CONSIGNA 1: Filtra el listado y copia cada línea en la que aparezca la palabra "director".

TEXTO DE LECTURA:
——————————

Los azares y cierres del acueducto de la semana pasada me llevaron un día a desayunar algo lejos de mi territorio, en una cafetería que recordaba servía un café tolerable. Así suceden a veces las grandes revelaciones: se adentra uno en busca de un café en el barrio de al lado, la húmeda mañana de un viernes de fiesta, y termina con la comprobación de que es la tierra la que gira alrededor del sol y que más tarde o más temprano siempre volvemos a pasar por el mismo sitio.No había empezado casi a disfrutar del café y de la suave irritación que me produce el periódico, una adrenalina mañanera que me devuelve a mi sitio en el mundo, cuando reparé en las voces. Yo soy una especie de músico tísico con algo canino y reparo mucho en el ruido, y las voces están en los primeros lugares de lo que oigo, y en los primeros de lo que detesto si son radiofónicas, histéricas o de doblaje. O sea que ímagínense.

O simplemente exhibicionistas, como las que me estaban impidiendo paladear a guste, el café de la mañana. Un silencio razonable debe acompañar el café de la mañana, con independencia de que haya o no resaca, y el que no lo enseñen así en las escuelas ayuda a explicar tantos divorcios.

——————————

CONSIGNA 2: Escribe la continuación del texto sobre el café de la mañana y las voces, a partir de su última oración.

[Entradas de datos recopilados]

——————————

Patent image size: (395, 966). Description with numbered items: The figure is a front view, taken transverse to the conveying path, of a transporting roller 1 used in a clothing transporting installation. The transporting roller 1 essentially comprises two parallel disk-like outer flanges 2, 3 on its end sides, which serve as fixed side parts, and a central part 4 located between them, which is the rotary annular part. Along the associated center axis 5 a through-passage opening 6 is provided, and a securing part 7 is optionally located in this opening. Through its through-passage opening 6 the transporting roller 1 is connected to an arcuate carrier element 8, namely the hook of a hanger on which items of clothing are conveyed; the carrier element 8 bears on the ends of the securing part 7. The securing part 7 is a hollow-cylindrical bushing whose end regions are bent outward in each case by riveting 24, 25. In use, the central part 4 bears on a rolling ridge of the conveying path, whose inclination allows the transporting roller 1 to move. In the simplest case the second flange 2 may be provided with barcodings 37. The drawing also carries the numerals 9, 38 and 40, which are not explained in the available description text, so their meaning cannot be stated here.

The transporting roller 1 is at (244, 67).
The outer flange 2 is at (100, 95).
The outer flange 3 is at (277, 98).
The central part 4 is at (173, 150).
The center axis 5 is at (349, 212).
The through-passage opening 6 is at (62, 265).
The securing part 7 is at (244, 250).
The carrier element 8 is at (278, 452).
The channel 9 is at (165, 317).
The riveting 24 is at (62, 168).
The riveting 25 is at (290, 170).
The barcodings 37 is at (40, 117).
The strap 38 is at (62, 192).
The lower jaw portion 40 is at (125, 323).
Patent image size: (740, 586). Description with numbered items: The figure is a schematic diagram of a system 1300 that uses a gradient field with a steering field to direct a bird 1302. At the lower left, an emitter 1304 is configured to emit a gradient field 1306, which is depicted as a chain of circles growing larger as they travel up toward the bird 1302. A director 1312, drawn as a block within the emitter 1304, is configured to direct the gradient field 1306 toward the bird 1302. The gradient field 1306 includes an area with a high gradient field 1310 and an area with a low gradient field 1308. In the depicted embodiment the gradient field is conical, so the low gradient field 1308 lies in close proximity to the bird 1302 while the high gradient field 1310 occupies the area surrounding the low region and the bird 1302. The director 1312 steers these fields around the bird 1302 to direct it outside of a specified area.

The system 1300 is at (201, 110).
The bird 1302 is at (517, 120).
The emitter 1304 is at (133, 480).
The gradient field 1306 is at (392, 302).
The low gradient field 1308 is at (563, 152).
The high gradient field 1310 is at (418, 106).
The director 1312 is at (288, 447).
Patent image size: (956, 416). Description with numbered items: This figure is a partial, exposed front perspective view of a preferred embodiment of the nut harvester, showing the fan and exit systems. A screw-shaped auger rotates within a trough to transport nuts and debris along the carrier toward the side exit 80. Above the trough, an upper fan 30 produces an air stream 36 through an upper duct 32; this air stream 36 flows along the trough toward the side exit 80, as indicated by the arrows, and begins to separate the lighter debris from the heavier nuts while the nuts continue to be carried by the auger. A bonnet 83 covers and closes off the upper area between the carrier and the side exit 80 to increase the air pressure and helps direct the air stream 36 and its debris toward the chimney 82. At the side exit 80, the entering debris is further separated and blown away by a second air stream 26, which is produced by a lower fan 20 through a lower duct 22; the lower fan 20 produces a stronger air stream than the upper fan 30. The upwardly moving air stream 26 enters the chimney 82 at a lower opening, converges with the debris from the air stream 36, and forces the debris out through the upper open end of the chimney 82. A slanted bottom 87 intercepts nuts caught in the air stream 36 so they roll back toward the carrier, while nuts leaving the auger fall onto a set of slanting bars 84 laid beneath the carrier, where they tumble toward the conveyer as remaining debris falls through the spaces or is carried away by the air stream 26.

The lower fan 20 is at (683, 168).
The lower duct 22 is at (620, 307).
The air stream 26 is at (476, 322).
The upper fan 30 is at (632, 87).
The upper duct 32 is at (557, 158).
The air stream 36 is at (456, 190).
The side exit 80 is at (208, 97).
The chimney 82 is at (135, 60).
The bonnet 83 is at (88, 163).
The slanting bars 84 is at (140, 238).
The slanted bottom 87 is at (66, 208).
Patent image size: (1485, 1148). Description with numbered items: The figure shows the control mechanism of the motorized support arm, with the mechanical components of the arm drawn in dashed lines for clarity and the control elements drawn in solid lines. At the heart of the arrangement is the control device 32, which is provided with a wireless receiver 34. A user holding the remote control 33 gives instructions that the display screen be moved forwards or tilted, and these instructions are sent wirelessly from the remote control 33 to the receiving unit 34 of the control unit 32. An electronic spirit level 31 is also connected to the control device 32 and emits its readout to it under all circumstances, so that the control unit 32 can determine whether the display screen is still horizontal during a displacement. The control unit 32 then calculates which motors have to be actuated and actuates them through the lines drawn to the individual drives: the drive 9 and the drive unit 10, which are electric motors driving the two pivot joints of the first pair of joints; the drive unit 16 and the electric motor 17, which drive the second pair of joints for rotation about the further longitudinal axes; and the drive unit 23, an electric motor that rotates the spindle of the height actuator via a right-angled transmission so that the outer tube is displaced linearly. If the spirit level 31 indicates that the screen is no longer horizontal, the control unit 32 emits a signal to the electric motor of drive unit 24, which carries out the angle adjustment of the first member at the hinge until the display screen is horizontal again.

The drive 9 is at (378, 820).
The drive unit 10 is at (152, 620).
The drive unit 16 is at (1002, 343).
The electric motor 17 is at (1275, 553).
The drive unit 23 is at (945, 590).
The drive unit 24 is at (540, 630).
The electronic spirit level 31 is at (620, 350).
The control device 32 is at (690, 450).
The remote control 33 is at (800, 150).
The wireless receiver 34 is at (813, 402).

——————————

RESULTADO DE LA TAREA 1:
Patent image size: (740, 586). Description with numbered items: The figure is a schematic diagram of a system 1300 that uses a gradient field with a steering field to direct a bird 1302. At the lower left, an emitter 1304 is configured to emit a gradient field 1306, which is depicted as a chain of circles growing larger as they travel up toward the bird 1302. A director 1312, drawn as a block within the emitter 1304, is configured to direct the gradient field 1306 toward the bird 1302. The gradient field 1306 includes an area with a high gradient field 1310 and an area with a low gradient field 1308. In the depicted embodiment the gradient field is conical, so the low gradient field 1308 lies in close proximity to the bird 1302 while the high gradient field 1310 occupies the area surrounding the low region and the bird 1302. The director 1312 steers these fields around the bird 1302 to direct it outside of a specified area.
The director 1312 is at (288, 447).

RESULTADO DE LA TAREA 2:
Yo estaba en la esquina más lejana de la barra. Levantando los ojos de mis titulares para ver quién me impedía cabrearme a gusto en mi día de fiesta, pude apreciar a contraluz las siluetas de dos sujetos altos y uno bastante más bajo. Ese era, como vi de inmediato, El Gracioso. Y no porque contara chistes sino porque se había echado encima la fatigante labor de hacer broma como quien no quiere la cosa sobre las tías -"a mí me gustaban y ahora menos; ¿me estaré volviendo maricón?", decía-; las copas -"jo, no sé si voy a poder pegarle a la pelota, he quedado a las tres en el golf con Juanito Villalar"-; el Barça (o el Madrid, o el Celta, o la Real, según dónde se hable); y las dos o tres cosas más (exagero) con las que estos graciosos intentan caerle bien al camarero.

Los otros dos, los altos, le escuchaban con la sonrisa Petrificada de quien lleva horas con la ironía puesta, sello de elegancia en ciertos ambientes -ese Simpático Canalla que les gusta a las chicas-, al igual que la mirada húmeda de copas, que se cubre con la cáscara de un ceño inteligente, el pelo engominado ya claramente torcido, y las voces machotas de quienes desean comunicar al mundo lo cojonudamente que se lo están pasando. Yo había alzado los ojos sin casi darme cuenta, como quien quiere distraídamente espantar una mosca. Y me quedé enganchado de la escena: no me lo creía. Nuestra vida está llena de caricatura, sobre todo últimamente, pero esto desafiaba con mucho al más simplista de los periódicos.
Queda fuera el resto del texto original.